Dataset items
*-*-*

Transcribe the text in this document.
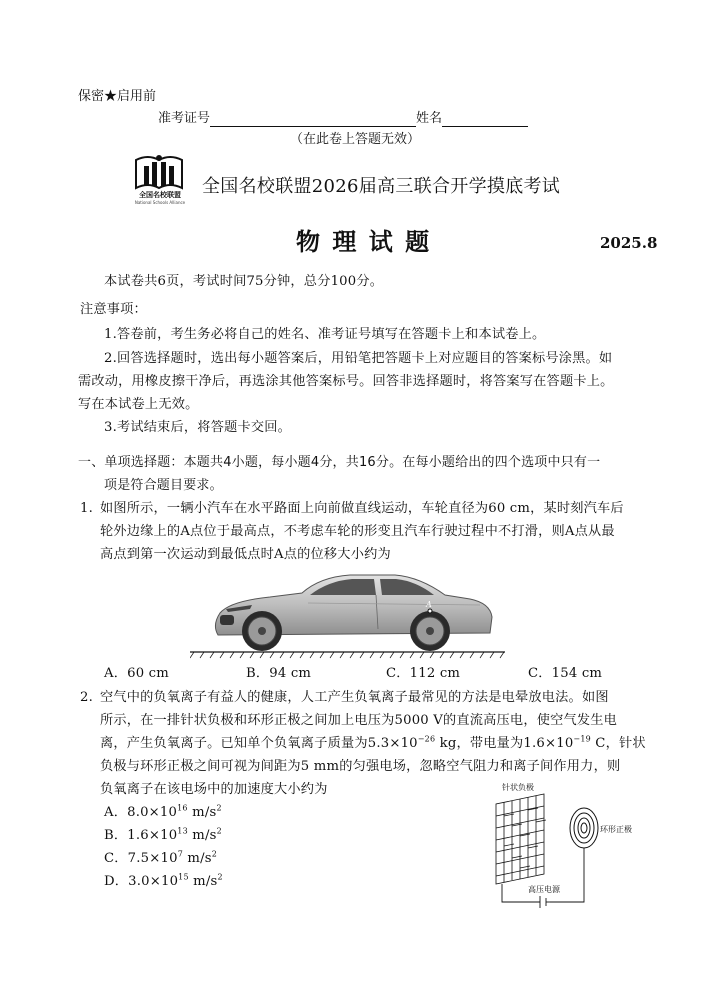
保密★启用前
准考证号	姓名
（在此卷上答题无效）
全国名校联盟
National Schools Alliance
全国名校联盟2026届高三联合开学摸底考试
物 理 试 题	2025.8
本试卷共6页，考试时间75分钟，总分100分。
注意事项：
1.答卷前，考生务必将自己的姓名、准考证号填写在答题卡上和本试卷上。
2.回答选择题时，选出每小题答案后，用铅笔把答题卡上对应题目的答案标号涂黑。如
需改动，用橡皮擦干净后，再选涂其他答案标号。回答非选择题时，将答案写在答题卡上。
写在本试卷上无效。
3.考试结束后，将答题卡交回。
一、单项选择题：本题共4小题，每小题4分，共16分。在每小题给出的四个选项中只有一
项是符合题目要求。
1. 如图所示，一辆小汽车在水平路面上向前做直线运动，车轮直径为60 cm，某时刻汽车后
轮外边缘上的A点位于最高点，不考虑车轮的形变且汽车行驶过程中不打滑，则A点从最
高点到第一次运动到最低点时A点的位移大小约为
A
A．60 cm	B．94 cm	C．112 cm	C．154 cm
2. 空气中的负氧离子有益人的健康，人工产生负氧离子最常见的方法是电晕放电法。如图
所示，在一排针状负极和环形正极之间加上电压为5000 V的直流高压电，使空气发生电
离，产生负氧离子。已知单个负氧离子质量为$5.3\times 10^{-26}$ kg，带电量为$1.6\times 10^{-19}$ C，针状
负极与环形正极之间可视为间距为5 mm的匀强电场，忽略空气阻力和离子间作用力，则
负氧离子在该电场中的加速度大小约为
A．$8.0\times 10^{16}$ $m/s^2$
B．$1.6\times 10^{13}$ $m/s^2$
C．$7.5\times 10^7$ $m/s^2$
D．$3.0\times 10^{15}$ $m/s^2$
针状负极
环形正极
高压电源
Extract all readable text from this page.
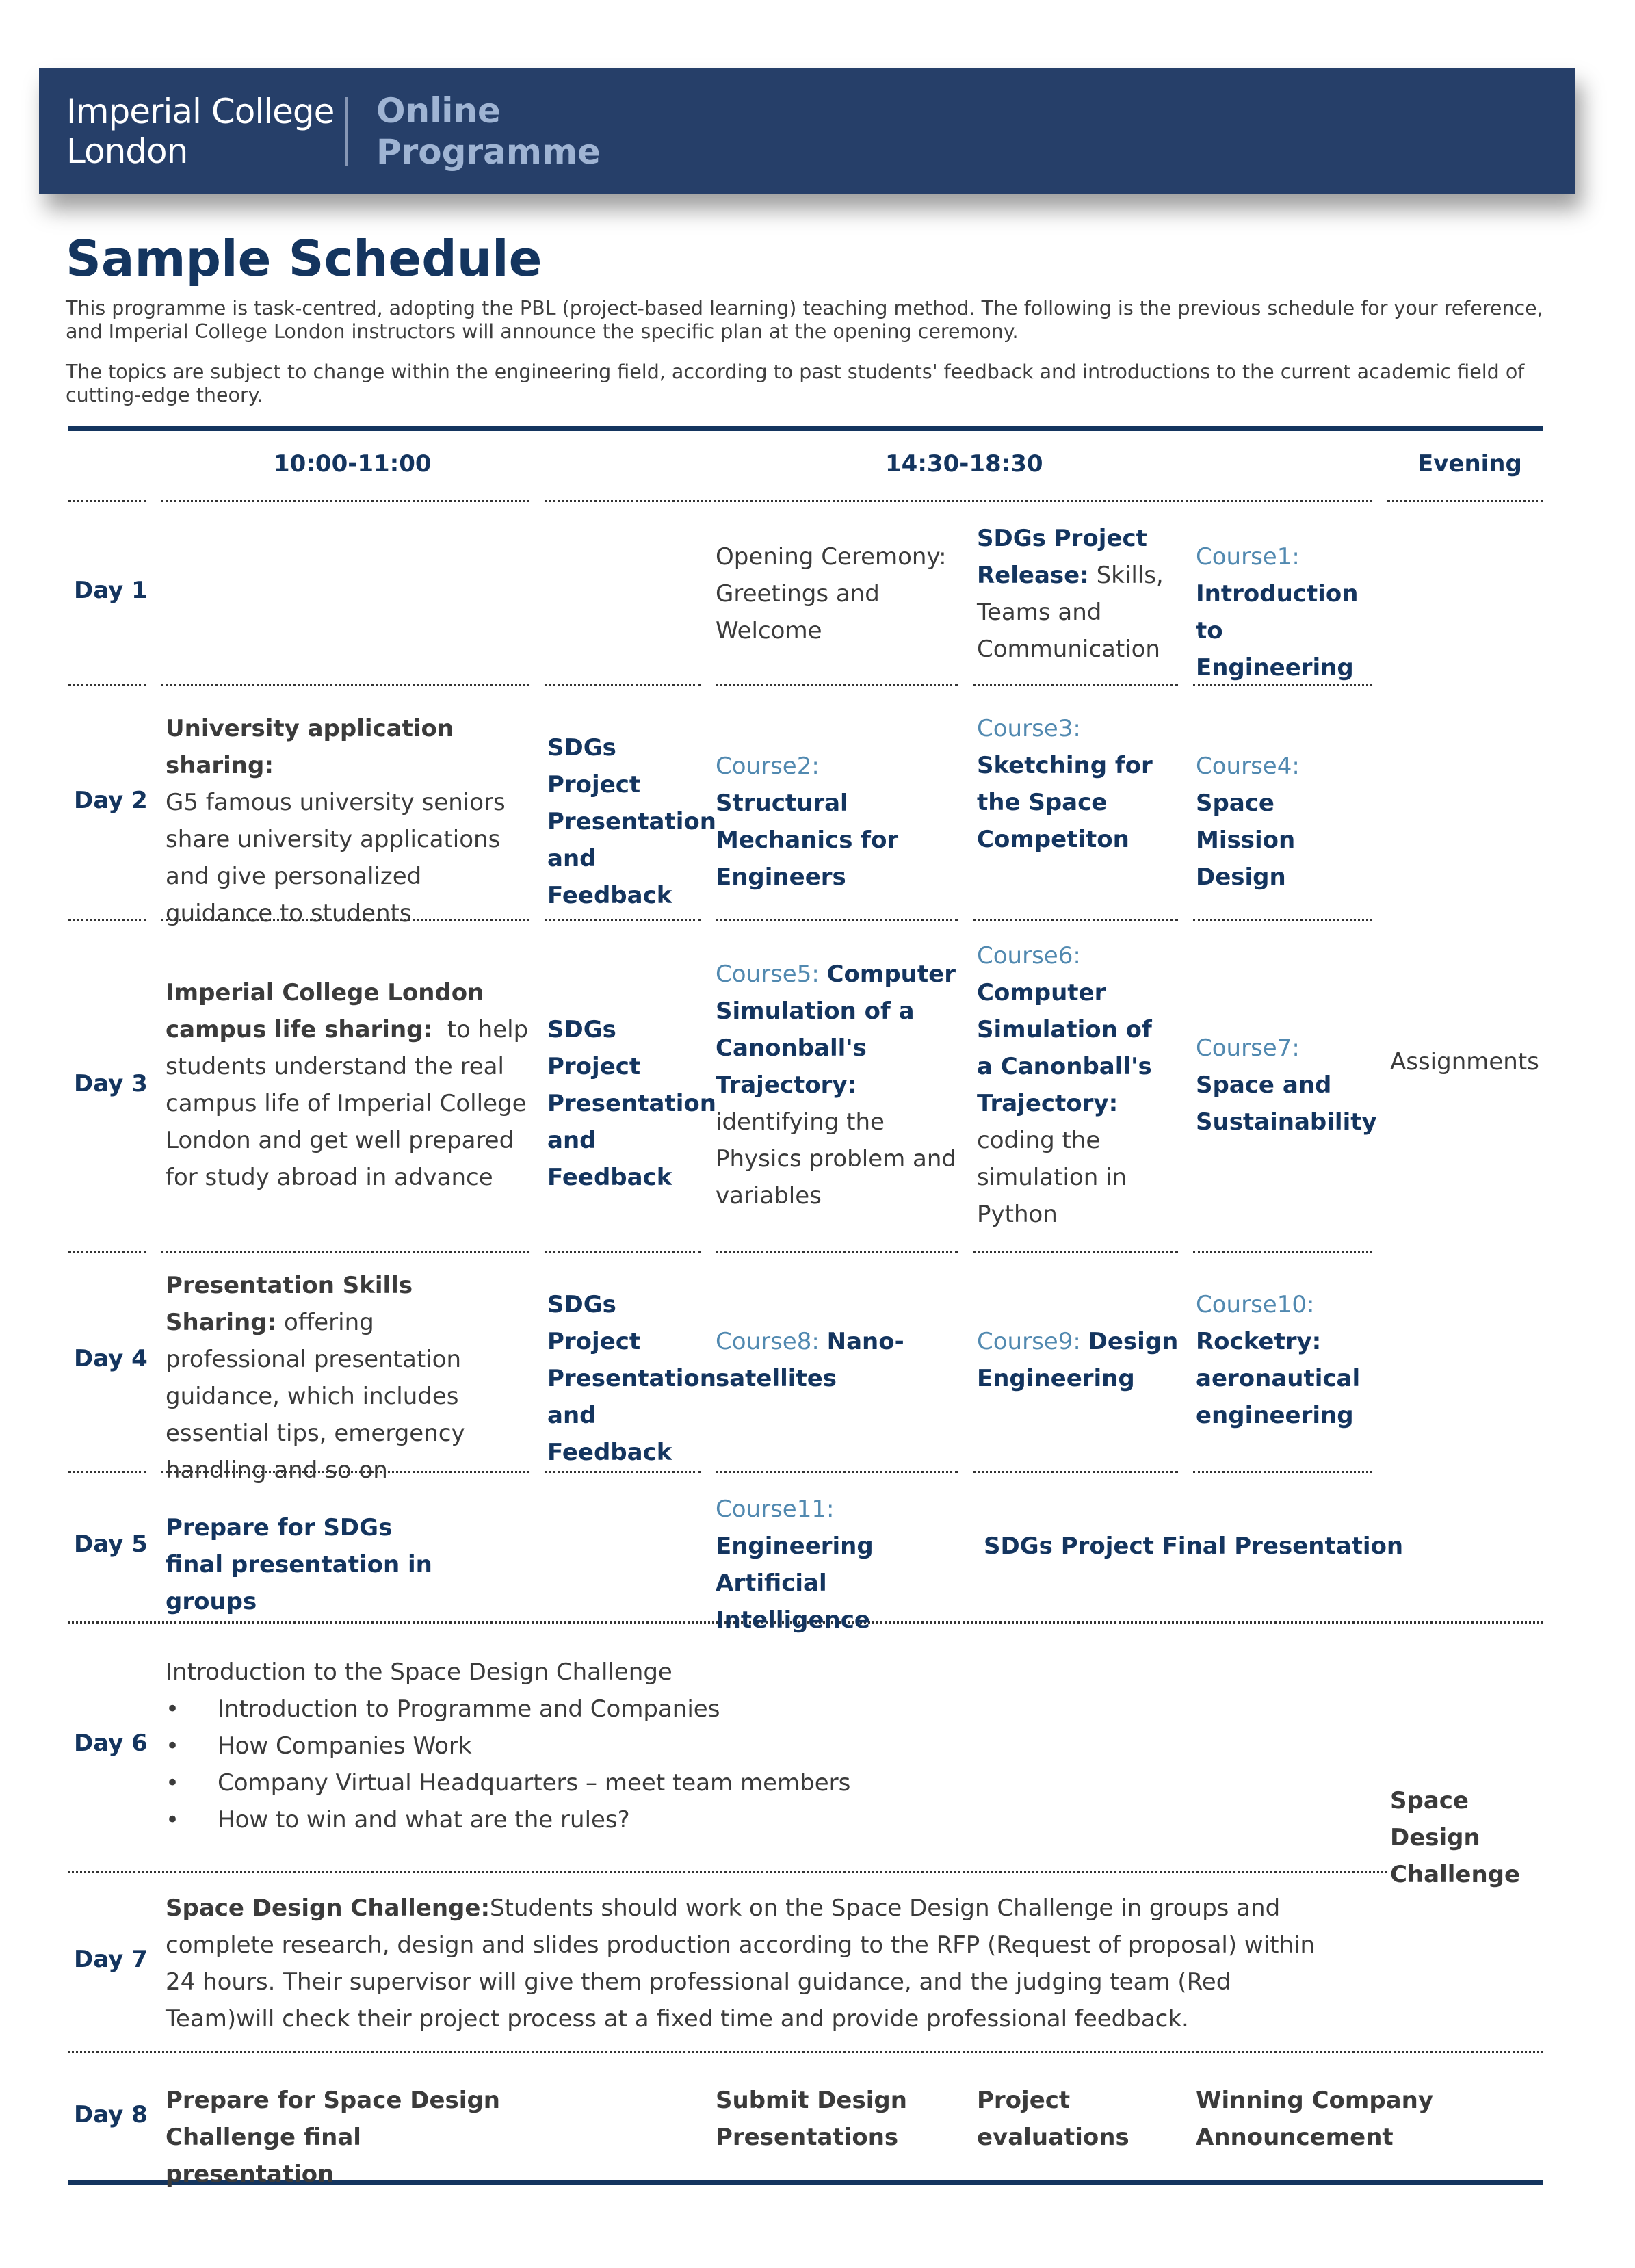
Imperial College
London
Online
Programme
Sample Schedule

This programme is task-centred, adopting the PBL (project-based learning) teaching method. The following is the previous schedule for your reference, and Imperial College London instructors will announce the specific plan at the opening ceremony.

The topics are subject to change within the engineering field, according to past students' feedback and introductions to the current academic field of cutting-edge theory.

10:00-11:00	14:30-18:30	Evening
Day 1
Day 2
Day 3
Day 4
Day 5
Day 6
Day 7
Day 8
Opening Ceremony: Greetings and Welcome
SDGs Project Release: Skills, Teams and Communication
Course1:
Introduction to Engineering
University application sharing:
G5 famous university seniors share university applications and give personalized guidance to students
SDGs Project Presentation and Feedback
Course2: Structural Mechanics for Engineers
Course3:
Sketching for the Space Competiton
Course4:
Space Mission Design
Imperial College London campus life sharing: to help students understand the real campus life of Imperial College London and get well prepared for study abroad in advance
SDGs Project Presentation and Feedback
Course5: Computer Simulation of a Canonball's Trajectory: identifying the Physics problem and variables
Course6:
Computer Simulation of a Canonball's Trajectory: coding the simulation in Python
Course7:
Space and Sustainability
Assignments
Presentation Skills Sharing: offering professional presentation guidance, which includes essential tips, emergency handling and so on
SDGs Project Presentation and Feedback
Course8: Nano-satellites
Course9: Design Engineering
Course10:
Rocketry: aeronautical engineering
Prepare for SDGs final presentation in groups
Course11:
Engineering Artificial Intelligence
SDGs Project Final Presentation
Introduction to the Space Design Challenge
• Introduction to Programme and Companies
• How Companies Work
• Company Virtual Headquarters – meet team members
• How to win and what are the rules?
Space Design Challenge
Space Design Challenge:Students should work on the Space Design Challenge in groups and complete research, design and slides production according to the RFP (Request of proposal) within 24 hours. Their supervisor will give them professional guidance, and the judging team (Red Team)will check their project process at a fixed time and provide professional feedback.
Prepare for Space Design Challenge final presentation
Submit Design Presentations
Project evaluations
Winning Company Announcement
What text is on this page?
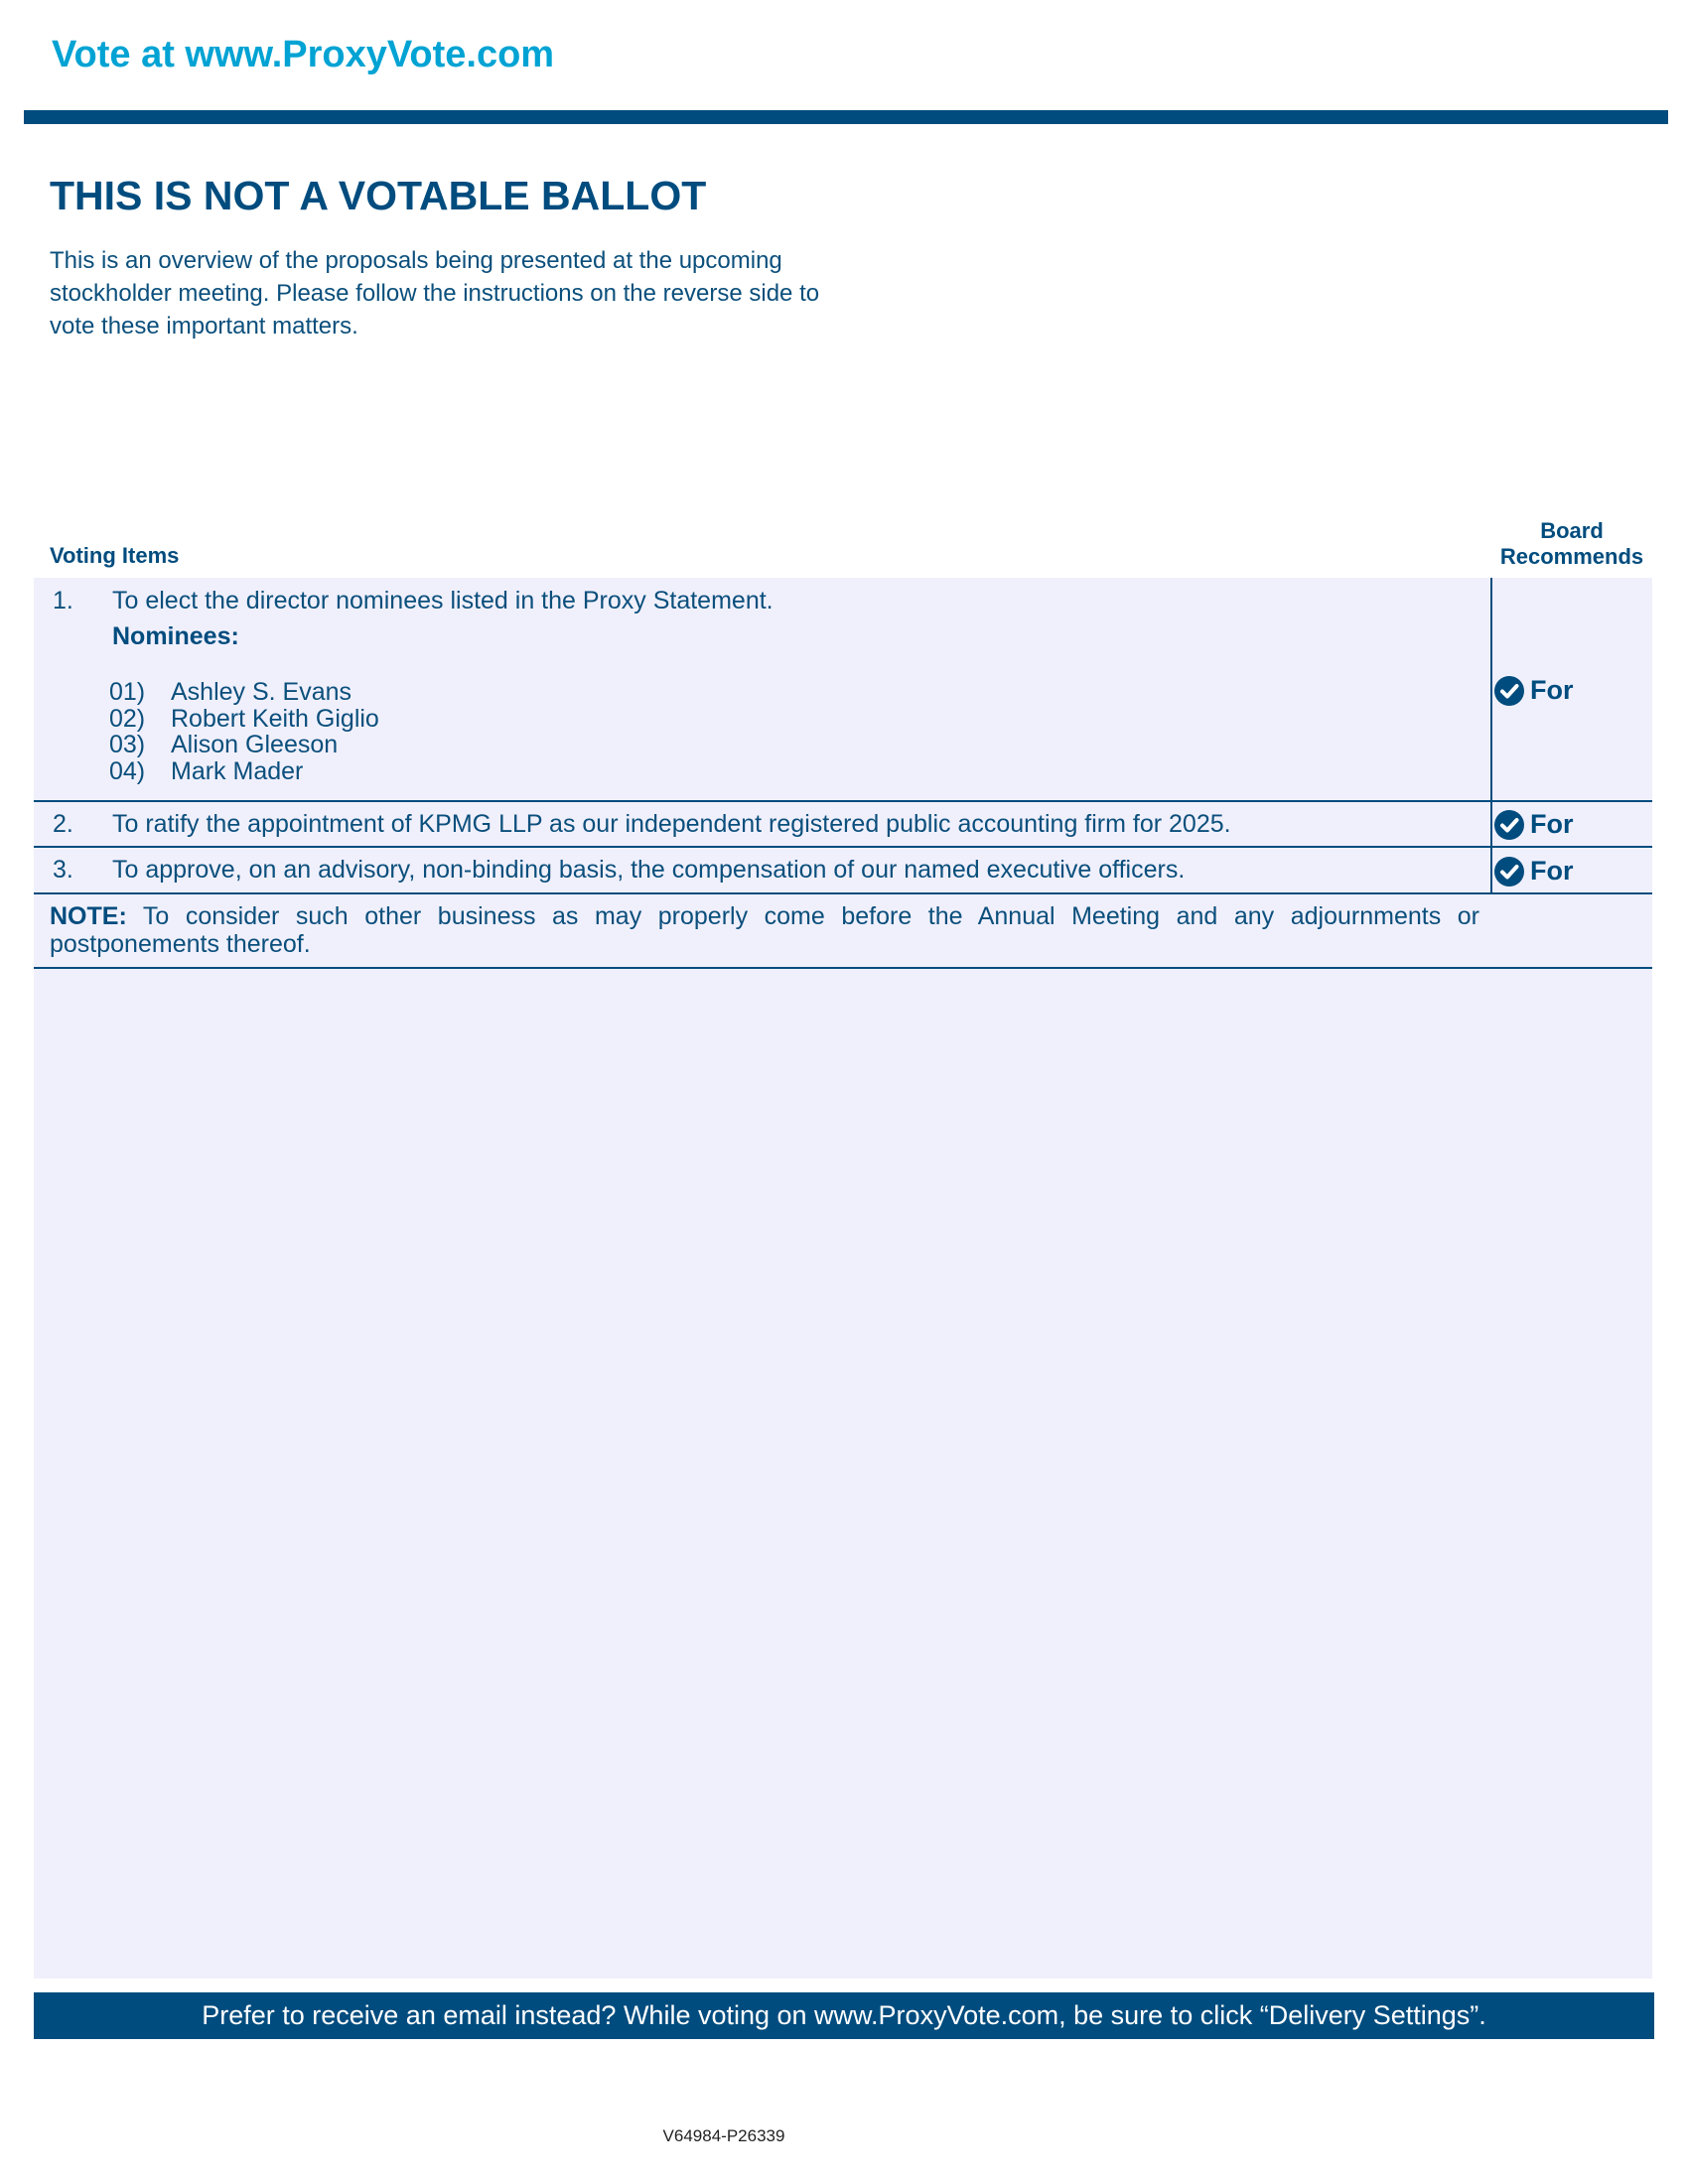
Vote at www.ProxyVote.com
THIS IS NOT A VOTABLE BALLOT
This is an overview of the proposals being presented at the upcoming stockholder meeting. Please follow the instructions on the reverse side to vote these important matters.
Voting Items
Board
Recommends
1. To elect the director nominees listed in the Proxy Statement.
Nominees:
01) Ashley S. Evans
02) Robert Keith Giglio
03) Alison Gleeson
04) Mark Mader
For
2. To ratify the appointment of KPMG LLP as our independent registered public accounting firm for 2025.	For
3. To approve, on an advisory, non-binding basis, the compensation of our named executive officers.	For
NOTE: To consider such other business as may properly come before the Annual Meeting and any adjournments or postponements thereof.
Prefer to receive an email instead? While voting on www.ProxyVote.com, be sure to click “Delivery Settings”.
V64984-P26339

*-*-*

SET EXERCISE. Find each line in the records holding the string "Space" and show it.

FINAL RESULT.
Sketching for the Space Competiton
Space Mission Design
Space and Sustainability
Introduction to the Space Design Challenge
Space Design Challenge
Space Design Challenge:Students should work on the Space Design Challenge in groups and complete research, design and slides production according to the RFP (Request of proposal) within 24 hours. Their supervisor will give them professional guidance, and the judging team (Red Team)will check their project process at a fixed time and provide professional feedback.
Prepare for Space Design Challenge final presentation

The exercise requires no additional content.